STORED ROWS.
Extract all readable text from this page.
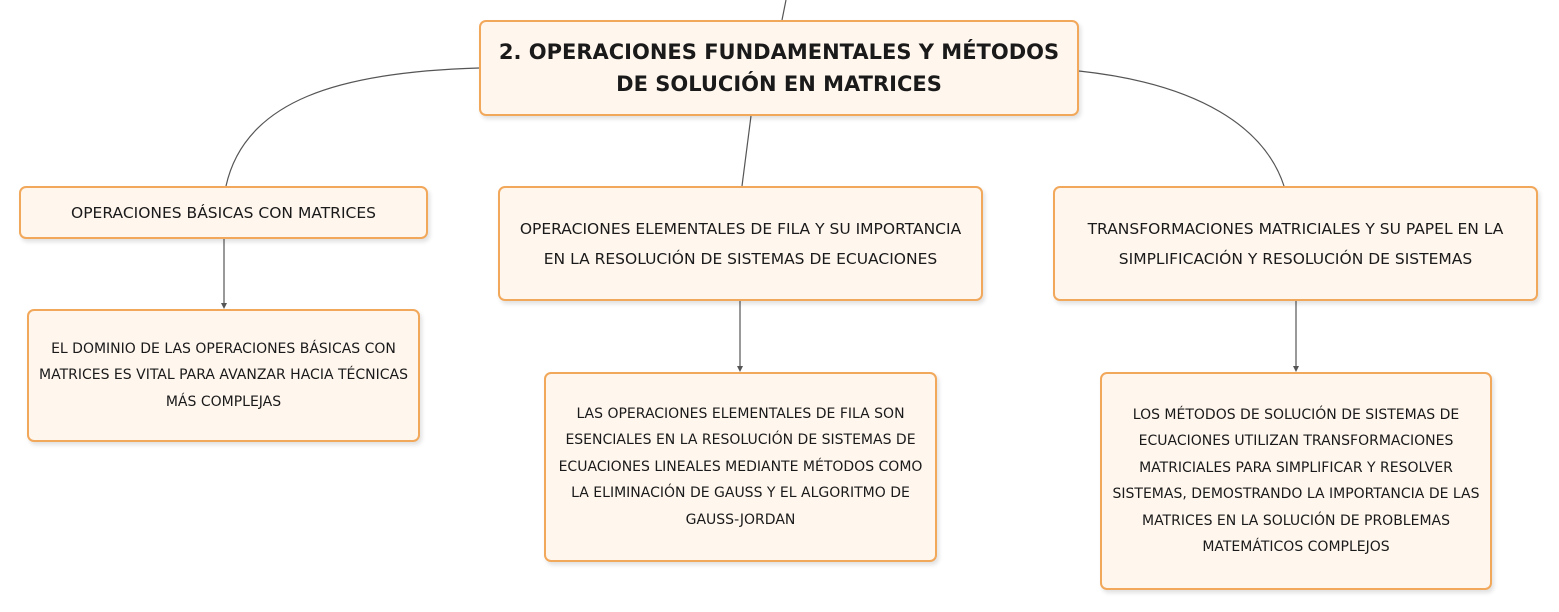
2. OPERACIONES FUNDAMENTALES Y MÉTODOS DE SOLUCIÓN EN MATRICES
OPERACIONES BÁSICAS CON MATRICES
OPERACIONES ELEMENTALES DE FILA Y SU IMPORTANCIA EN LA RESOLUCIÓN DE SISTEMAS DE ECUACIONES
TRANSFORMACIONES MATRICIALES Y SU PAPEL EN LA SIMPLIFICACIÓN Y RESOLUCIÓN DE SISTEMAS
EL DOMINIO DE LAS OPERACIONES BÁSICAS CON MATRICES ES VITAL PARA AVANZAR HACIA TÉCNICAS MÁS COMPLEJAS
LAS OPERACIONES ELEMENTALES DE FILA SON ESENCIALES EN LA RESOLUCIÓN DE SISTEMAS DE ECUACIONES LINEALES MEDIANTE MÉTODOS COMO LA ELIMINACIÓN DE GAUSS Y EL ALGORITMO DE GAUSS-JORDAN
LOS MÉTODOS DE SOLUCIÓN DE SISTEMAS DE ECUACIONES UTILIZAN TRANSFORMACIONES MATRICIALES PARA SIMPLIFICAR Y RESOLVER SISTEMAS, DEMOSTRANDO LA IMPORTANCIA DE LAS MATRICES EN LA SOLUCIÓN DE PROBLEMAS MATEMÁTICOS COMPLEJOS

SET TASK. Go over the records above line by line and count those holding the word "FILA". Reply only with the number.

OUTPUT. 2